**WRITTEN INSTRUCTION:**
Express each line of the records below as a row in a Markdown table with the columns Row and Line, numbering the rows and skipping blank lines. Leave the pictures out.

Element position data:
-- Begin --
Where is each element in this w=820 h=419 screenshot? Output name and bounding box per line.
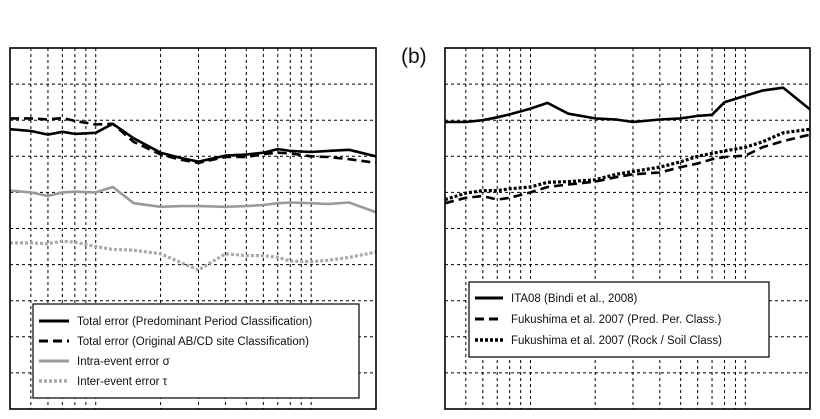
panel-b: ITA08 (Bindi et al., 2008) Fukushima et a… [444, 47, 811, 410]
panel-a-series-line-1 [10, 122, 376, 163]
panel-a-legend-box [32, 303, 360, 399]
panel-b-series-line-1 [445, 86, 810, 124]
panel-b-legend-label-2: Fukushima et al. 2007 (Pred. Per. Class.… [511, 314, 721, 326]
panel-b-legend-label-3: Fukushima et al. 2007 (Rock / Soil Class… [511, 335, 722, 347]
panel-a-series-line-2 [10, 116, 376, 165]
panel-b-legend: ITA08 (Bindi et al., 2008) Fukushima et a… [468, 281, 770, 358]
panel-a-frame [9, 47, 377, 410]
panel-b-series [445, 86, 810, 205]
panel-b-series-line-2 [445, 133, 810, 205]
panel-a-legend: Total error (Predominant Period Classifi… [32, 303, 360, 399]
panel-a: Total error (Predominant Period Classifi… [9, 47, 377, 410]
panel-b-frame [444, 47, 811, 410]
panel-a-series-line-4 [10, 239, 376, 272]
panel-b-series-line-3 [445, 127, 810, 202]
panel-a-series [10, 116, 376, 272]
panel-a-legend-label-2: Total error (Original AB/CD site Classif… [77, 336, 309, 348]
panel-a-legend-label-1: Total error (Predominant Period Classifi… [77, 316, 312, 328]
panel-b-label: (b) [401, 45, 427, 68]
panel-b-legend-box [468, 281, 770, 358]
panel-a-legend-label-3: Intra-event error σ [77, 356, 170, 368]
panel-b-legend-label-1: ITA08 (Bindi et al., 2008) [511, 293, 638, 305]
panel-a-legend-label-4: Inter-event error τ [77, 376, 168, 388]
panel-a-series-line-3 [10, 185, 376, 214]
-- End --
**ANSWER FOR THIS EXERCISE:**
| Row | Line |
|---|---|
| 1 | Where is each element in this w=820 h=419 screenshot? Output name and bounding box per line. |
| 2 | panel-b: ITA08 (Bindi et al., 2008) Fukushima et a… [444, 47, 811, 410] |
| 3 | panel-a-series-line-1 [10, 122, 376, 163] |
| 4 | panel-a-legend-box [32, 303, 360, 399] |
| 5 | panel-b-series-line-1 [445, 86, 810, 124] |
| 6 | panel-b-legend-label-2: Fukushima et al. 2007 (Pred. Per. Class.… [511, 314, 721, 326] |
| 7 | panel-b-legend-label-3: Fukushima et al. 2007 (Rock / Soil Class… [511, 335, 722, 347] |
| 8 | panel-a-series-line-2 [10, 116, 376, 165] |
| 9 | panel-b-legend: ITA08 (Bindi et al., 2008) Fukushima et a… [468, 281, 770, 358] |
| 10 | panel-a-frame [9, 47, 377, 410] |
| 11 | panel-b-series [445, 86, 810, 205] |
| 12 | panel-b-series-line-2 [445, 133, 810, 205] |
| 13 | panel-a-legend: Total error (Predominant Period Classifi… [32, 303, 360, 399] |
| 14 | panel-a: Total error (Predominant Period Classifi… [9, 47, 377, 410] |
| 15 | panel-b-frame [444, 47, 811, 410] |
| 16 | panel-a-series-line-4 [10, 239, 376, 272] |
| 17 | panel-b-series-line-3 [445, 127, 810, 202] |
| 18 | panel-a-series [10, 116, 376, 272] |
| 19 | panel-a-legend-label-2: Total error (Original AB/CD site Classif… [77, 336, 309, 348] |
| 20 | panel-a-legend-label-1: Total error (Predominant Period Classifi… [77, 316, 312, 328] |
| 21 | panel-b-label: (b) [401, 45, 427, 68] |
| 22 | panel-b-legend-box [468, 281, 770, 358] |
| 23 | panel-a-legend-label-3: Intra-event error σ [77, 356, 170, 368] |
| 24 | panel-b-legend-label-1: ITA08 (Bindi et al., 2008) [511, 293, 638, 305] |
| 25 | panel-a-legend-label-4: Inter-event error τ [77, 376, 168, 388] |
| 26 | panel-a-series-line-3 [10, 185, 376, 214] |